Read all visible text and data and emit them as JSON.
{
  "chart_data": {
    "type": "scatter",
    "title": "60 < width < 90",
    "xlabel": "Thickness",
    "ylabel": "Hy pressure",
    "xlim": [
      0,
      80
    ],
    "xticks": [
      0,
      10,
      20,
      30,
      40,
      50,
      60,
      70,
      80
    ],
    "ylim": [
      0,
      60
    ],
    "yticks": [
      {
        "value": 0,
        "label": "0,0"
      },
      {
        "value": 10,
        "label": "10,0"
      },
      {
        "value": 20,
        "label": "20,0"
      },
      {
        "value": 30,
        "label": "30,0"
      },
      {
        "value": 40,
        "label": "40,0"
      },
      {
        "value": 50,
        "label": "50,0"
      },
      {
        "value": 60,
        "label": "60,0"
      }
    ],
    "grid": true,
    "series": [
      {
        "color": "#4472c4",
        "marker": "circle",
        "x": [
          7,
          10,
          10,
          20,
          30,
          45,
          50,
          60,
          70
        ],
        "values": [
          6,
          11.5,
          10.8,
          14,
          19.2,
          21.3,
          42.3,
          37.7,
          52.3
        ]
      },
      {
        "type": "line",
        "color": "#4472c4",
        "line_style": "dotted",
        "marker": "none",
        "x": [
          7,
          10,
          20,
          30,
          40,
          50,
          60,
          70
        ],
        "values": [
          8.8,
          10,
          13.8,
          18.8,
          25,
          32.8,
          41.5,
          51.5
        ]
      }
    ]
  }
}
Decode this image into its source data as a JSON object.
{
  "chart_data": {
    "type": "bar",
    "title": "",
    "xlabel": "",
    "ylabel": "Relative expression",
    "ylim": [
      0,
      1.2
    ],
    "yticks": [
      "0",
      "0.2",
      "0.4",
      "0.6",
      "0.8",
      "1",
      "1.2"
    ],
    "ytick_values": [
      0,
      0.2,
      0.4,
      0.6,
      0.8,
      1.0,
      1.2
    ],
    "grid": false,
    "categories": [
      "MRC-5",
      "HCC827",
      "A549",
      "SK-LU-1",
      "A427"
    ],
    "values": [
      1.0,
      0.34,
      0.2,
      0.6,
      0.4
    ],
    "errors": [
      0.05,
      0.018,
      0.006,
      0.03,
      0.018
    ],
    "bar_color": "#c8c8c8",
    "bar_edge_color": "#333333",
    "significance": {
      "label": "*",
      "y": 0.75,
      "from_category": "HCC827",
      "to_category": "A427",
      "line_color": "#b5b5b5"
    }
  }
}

--

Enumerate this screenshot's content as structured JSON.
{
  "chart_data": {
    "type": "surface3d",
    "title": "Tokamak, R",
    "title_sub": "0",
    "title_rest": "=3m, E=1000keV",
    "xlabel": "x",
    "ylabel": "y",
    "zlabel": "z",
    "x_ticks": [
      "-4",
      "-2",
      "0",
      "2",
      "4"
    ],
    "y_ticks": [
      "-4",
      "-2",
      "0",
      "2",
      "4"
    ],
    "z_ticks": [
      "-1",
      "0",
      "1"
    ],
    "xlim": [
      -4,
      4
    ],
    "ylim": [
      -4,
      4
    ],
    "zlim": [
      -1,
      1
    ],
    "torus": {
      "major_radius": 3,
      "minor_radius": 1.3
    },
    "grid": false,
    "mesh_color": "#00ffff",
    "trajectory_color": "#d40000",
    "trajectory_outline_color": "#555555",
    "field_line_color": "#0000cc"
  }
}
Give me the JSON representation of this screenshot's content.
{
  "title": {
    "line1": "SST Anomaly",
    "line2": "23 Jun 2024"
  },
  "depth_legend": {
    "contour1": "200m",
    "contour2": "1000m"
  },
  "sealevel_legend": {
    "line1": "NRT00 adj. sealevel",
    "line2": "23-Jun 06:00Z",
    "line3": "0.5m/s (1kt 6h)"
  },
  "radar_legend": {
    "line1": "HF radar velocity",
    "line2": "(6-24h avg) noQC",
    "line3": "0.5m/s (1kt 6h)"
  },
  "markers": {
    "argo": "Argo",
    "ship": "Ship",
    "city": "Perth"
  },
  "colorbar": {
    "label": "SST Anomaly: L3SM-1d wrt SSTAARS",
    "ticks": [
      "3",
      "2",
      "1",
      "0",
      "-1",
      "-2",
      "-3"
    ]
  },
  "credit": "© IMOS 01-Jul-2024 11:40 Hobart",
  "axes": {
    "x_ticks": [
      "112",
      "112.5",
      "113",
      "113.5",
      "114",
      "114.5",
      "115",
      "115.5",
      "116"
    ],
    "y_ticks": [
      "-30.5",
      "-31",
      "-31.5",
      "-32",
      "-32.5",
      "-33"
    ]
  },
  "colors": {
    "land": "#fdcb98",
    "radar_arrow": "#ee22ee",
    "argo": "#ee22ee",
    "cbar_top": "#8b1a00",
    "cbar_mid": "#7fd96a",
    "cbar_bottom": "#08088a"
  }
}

--

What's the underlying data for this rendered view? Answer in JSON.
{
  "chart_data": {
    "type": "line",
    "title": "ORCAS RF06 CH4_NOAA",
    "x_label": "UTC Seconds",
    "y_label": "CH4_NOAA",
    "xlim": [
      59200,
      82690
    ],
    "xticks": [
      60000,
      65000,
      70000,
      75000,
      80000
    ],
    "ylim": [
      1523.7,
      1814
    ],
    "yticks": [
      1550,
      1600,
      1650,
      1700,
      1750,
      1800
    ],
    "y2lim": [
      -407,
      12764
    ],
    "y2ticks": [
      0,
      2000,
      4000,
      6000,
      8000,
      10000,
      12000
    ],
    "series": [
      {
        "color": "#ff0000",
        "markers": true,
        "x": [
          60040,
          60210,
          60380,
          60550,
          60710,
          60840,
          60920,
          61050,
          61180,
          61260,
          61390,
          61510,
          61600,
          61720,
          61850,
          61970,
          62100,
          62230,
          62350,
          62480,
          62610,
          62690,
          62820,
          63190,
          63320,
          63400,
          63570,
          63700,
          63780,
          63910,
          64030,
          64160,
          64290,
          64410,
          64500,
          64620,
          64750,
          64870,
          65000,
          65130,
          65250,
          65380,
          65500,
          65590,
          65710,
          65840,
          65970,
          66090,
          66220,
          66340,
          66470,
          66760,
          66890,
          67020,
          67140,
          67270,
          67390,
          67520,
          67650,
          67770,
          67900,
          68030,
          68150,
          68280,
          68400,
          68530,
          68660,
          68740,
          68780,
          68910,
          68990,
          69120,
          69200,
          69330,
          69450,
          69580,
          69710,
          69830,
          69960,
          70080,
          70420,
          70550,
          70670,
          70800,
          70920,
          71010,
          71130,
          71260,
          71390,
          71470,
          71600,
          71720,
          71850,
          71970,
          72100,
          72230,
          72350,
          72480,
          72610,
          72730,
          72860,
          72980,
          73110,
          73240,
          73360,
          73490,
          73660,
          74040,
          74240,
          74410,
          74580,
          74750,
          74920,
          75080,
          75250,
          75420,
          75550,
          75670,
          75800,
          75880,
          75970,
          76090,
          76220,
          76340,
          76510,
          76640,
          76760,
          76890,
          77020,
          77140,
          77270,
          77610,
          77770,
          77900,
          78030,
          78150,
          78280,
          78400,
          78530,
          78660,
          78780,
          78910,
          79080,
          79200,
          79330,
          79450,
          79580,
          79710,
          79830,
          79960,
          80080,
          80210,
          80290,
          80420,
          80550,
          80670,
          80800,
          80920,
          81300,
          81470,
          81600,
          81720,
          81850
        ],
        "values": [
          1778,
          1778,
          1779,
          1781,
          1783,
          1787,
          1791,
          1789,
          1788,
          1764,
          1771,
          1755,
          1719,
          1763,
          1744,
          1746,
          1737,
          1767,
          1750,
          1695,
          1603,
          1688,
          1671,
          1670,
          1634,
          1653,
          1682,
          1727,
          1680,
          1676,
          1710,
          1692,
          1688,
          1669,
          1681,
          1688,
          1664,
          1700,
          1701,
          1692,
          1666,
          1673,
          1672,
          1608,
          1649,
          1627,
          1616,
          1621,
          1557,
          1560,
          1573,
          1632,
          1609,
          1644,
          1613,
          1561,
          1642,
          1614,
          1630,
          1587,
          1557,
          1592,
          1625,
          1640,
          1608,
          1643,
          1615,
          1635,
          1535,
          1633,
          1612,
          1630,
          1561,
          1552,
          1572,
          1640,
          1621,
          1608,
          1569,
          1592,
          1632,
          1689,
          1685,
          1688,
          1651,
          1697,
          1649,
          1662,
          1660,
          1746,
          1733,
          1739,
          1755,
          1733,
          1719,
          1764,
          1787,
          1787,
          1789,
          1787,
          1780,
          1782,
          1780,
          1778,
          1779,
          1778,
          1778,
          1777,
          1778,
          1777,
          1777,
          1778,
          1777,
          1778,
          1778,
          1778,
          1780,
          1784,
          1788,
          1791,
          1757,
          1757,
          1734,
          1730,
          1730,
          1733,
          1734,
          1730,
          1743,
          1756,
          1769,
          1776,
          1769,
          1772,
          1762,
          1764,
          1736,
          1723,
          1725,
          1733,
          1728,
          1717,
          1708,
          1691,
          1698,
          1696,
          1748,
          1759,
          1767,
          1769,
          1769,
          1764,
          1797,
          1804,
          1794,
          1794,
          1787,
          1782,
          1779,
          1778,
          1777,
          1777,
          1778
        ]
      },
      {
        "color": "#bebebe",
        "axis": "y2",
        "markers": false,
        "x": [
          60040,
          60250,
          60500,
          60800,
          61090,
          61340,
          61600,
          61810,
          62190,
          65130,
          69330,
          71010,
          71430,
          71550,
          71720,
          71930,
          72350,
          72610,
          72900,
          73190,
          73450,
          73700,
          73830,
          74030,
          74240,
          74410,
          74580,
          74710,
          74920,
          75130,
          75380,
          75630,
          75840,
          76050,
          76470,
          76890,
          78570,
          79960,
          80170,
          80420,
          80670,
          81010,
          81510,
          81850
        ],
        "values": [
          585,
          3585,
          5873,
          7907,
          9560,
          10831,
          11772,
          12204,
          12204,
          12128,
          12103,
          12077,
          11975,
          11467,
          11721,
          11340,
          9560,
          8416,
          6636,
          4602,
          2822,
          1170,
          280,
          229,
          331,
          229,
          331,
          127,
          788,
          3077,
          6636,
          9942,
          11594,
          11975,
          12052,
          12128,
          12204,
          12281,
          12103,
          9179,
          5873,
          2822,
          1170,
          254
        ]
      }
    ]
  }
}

### Work to be completed:
Using the listing above, pick out each line that contains the word "type", then copy it.

### Response for this exercise:
    "type": "scatter",
        "type": "line",
    "type": "bar",
    "type": "surface3d",
    "type": "line",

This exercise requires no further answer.